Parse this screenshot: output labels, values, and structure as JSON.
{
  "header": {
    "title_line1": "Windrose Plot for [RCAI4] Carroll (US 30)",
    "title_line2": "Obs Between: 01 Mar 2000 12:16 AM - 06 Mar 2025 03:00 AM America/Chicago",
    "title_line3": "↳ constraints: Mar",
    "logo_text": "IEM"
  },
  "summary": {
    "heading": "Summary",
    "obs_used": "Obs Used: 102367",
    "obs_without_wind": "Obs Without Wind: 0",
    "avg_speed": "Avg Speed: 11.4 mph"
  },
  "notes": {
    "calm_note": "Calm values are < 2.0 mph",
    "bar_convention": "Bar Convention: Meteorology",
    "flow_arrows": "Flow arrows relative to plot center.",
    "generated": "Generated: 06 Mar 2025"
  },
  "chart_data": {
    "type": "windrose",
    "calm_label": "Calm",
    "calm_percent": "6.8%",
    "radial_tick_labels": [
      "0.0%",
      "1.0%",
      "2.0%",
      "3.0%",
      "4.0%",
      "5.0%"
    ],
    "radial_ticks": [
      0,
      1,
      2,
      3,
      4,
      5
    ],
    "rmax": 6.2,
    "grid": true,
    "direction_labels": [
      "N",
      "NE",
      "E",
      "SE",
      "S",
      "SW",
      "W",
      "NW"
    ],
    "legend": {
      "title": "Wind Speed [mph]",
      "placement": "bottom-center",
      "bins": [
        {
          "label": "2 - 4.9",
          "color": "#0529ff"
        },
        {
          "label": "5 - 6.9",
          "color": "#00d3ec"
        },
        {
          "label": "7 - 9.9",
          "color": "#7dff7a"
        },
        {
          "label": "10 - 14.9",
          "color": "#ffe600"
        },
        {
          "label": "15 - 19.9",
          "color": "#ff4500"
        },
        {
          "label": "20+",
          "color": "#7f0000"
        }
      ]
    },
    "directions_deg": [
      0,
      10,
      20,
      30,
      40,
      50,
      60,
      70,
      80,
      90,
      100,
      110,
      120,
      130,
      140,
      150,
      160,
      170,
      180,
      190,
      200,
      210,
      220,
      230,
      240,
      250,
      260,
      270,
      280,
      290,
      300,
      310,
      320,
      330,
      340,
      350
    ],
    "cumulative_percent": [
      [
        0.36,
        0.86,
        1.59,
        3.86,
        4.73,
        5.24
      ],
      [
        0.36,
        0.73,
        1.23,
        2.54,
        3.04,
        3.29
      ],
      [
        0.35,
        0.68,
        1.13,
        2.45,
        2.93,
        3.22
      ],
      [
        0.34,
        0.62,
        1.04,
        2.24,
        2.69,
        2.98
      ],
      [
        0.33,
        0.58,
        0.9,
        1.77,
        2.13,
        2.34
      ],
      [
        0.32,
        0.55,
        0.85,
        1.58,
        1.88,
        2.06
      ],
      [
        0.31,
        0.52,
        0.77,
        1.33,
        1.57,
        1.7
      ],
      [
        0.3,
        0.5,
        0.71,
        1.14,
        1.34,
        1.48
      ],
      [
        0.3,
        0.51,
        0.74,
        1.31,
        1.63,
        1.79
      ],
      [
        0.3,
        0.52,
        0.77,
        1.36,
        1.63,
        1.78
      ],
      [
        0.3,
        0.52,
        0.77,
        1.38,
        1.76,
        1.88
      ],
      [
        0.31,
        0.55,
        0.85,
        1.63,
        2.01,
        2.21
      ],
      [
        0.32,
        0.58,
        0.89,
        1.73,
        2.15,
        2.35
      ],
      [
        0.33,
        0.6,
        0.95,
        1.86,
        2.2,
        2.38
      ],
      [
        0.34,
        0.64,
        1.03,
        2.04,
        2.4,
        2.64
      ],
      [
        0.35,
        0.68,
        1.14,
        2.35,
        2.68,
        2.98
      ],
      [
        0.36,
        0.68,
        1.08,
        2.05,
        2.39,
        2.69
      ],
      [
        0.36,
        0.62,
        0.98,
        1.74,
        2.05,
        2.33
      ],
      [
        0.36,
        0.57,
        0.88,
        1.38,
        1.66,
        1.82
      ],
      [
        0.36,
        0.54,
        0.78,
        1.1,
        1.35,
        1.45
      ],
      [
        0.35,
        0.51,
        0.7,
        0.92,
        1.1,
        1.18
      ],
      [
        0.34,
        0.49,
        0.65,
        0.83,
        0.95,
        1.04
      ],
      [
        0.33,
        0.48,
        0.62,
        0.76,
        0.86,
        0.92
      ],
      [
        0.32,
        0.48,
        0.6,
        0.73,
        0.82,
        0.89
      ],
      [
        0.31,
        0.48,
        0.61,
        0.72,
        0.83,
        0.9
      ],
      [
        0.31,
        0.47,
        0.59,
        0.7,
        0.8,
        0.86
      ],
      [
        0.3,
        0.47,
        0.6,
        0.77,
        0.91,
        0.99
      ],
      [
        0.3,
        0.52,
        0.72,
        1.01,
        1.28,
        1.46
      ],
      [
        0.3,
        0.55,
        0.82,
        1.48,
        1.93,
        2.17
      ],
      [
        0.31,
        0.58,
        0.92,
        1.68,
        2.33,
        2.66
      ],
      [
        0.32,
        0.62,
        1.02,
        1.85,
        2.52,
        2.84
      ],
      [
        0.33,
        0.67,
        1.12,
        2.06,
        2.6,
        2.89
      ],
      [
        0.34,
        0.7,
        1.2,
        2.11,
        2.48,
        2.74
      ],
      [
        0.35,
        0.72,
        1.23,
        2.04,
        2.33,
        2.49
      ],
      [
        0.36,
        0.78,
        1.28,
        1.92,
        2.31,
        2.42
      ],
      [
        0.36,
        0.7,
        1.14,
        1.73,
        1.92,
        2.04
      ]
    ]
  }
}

·····

Return the material in full, exactly as shown.

## SOLUTION TO THIS TASK
Parse this screenshot: output labels, values, and structure as JSON.
{
  "header": {
    "title_line1": "Windrose Plot for [RCAI4] Carroll (US 30)",
    "title_line2": "Obs Between: 01 Mar 2000 12:16 AM - 06 Mar 2025 03:00 AM America/Chicago",
    "title_line3": "↳ constraints: Mar",
    "logo_text": "IEM"
  },
  "summary": {
    "heading": "Summary",
    "obs_used": "Obs Used: 102367",
    "obs_without_wind": "Obs Without Wind: 0",
    "avg_speed": "Avg Speed: 11.4 mph"
  },
  "notes": {
    "calm_note": "Calm values are < 2.0 mph",
    "bar_convention": "Bar Convention: Meteorology",
    "flow_arrows": "Flow arrows relative to plot center.",
    "generated": "Generated: 06 Mar 2025"
  },
  "chart_data": {
    "type": "windrose",
    "calm_label": "Calm",
    "calm_percent": "6.8%",
    "radial_tick_labels": [
      "0.0%",
      "1.0%",
      "2.0%",
      "3.0%",
      "4.0%",
      "5.0%"
    ],
    "radial_ticks": [
      0,
      1,
      2,
      3,
      4,
      5
    ],
    "rmax": 6.2,
    "grid": true,
    "direction_labels": [
      "N",
      "NE",
      "E",
      "SE",
      "S",
      "SW",
      "W",
      "NW"
    ],
    "legend": {
      "title": "Wind Speed [mph]",
      "placement": "bottom-center",
      "bins": [
        {
          "label": "2 - 4.9",
          "color": "#0529ff"
        },
        {
          "label": "5 - 6.9",
          "color": "#00d3ec"
        },
        {
          "label": "7 - 9.9",
          "color": "#7dff7a"
        },
        {
          "label": "10 - 14.9",
          "color": "#ffe600"
        },
        {
          "label": "15 - 19.9",
          "color": "#ff4500"
        },
        {
          "label": "20+",
          "color": "#7f0000"
        }
      ]
    },
    "directions_deg": [
      0,
      10,
      20,
      30,
      40,
      50,
      60,
      70,
      80,
      90,
      100,
      110,
      120,
      130,
      140,
      150,
      160,
      170,
      180,
      190,
      200,
      210,
      220,
      230,
      240,
      250,
      260,
      270,
      280,
      290,
      300,
      310,
      320,
      330,
      340,
      350
    ],
    "cumulative_percent": [
      [
        0.36,
        0.86,
        1.59,
        3.86,
        4.73,
        5.24
      ],
      [
        0.36,
        0.73,
        1.23,
        2.54,
        3.04,
        3.29
      ],
      [
        0.35,
        0.68,
        1.13,
        2.45,
        2.93,
        3.22
      ],
      [
        0.34,
        0.62,
        1.04,
        2.24,
        2.69,
        2.98
      ],
      [
        0.33,
        0.58,
        0.9,
        1.77,
        2.13,
        2.34
      ],
      [
        0.32,
        0.55,
        0.85,
        1.58,
        1.88,
        2.06
      ],
      [
        0.31,
        0.52,
        0.77,
        1.33,
        1.57,
        1.7
      ],
      [
        0.3,
        0.5,
        0.71,
        1.14,
        1.34,
        1.48
      ],
      [
        0.3,
        0.51,
        0.74,
        1.31,
        1.63,
        1.79
      ],
      [
        0.3,
        0.52,
        0.77,
        1.36,
        1.63,
        1.78
      ],
      [
        0.3,
        0.52,
        0.77,
        1.38,
        1.76,
        1.88
      ],
      [
        0.31,
        0.55,
        0.85,
        1.63,
        2.01,
        2.21
      ],
      [
        0.32,
        0.58,
        0.89,
        1.73,
        2.15,
        2.35
      ],
      [
        0.33,
        0.6,
        0.95,
        1.86,
        2.2,
        2.38
      ],
      [
        0.34,
        0.64,
        1.03,
        2.04,
        2.4,
        2.64
      ],
      [
        0.35,
        0.68,
        1.14,
        2.35,
        2.68,
        2.98
      ],
      [
        0.36,
        0.68,
        1.08,
        2.05,
        2.39,
        2.69
      ],
      [
        0.36,
        0.62,
        0.98,
        1.74,
        2.05,
        2.33
      ],
      [
        0.36,
        0.57,
        0.88,
        1.38,
        1.66,
        1.82
      ],
      [
        0.36,
        0.54,
        0.78,
        1.1,
        1.35,
        1.45
      ],
      [
        0.35,
        0.51,
        0.7,
        0.92,
        1.1,
        1.18
      ],
      [
        0.34,
        0.49,
        0.65,
        0.83,
        0.95,
        1.04
      ],
      [
        0.33,
        0.48,
        0.62,
        0.76,
        0.86,
        0.92
      ],
      [
        0.32,
        0.48,
        0.6,
        0.73,
        0.82,
        0.89
      ],
      [
        0.31,
        0.48,
        0.61,
        0.72,
        0.83,
        0.9
      ],
      [
        0.31,
        0.47,
        0.59,
        0.7,
        0.8,
        0.86
      ],
      [
        0.3,
        0.47,
        0.6,
        0.77,
        0.91,
        0.99
      ],
      [
        0.3,
        0.52,
        0.72,
        1.01,
        1.28,
        1.46
      ],
      [
        0.3,
        0.55,
        0.82,
        1.48,
        1.93,
        2.17
      ],
      [
        0.31,
        0.58,
        0.92,
        1.68,
        2.33,
        2.66
      ],
      [
        0.32,
        0.62,
        1.02,
        1.85,
        2.52,
        2.84
      ],
      [
        0.33,
        0.67,
        1.12,
        2.06,
        2.6,
        2.89
      ],
      [
        0.34,
        0.7,
        1.2,
        2.11,
        2.48,
        2.74
      ],
      [
        0.35,
        0.72,
        1.23,
        2.04,
        2.33,
        2.49
      ],
      [
        0.36,
        0.78,
        1.28,
        1.92,
        2.31,
        2.42
      ],
      [
        0.36,
        0.7,
        1.14,
        1.73,
        1.92,
        2.04
      ]
    ]
  }
}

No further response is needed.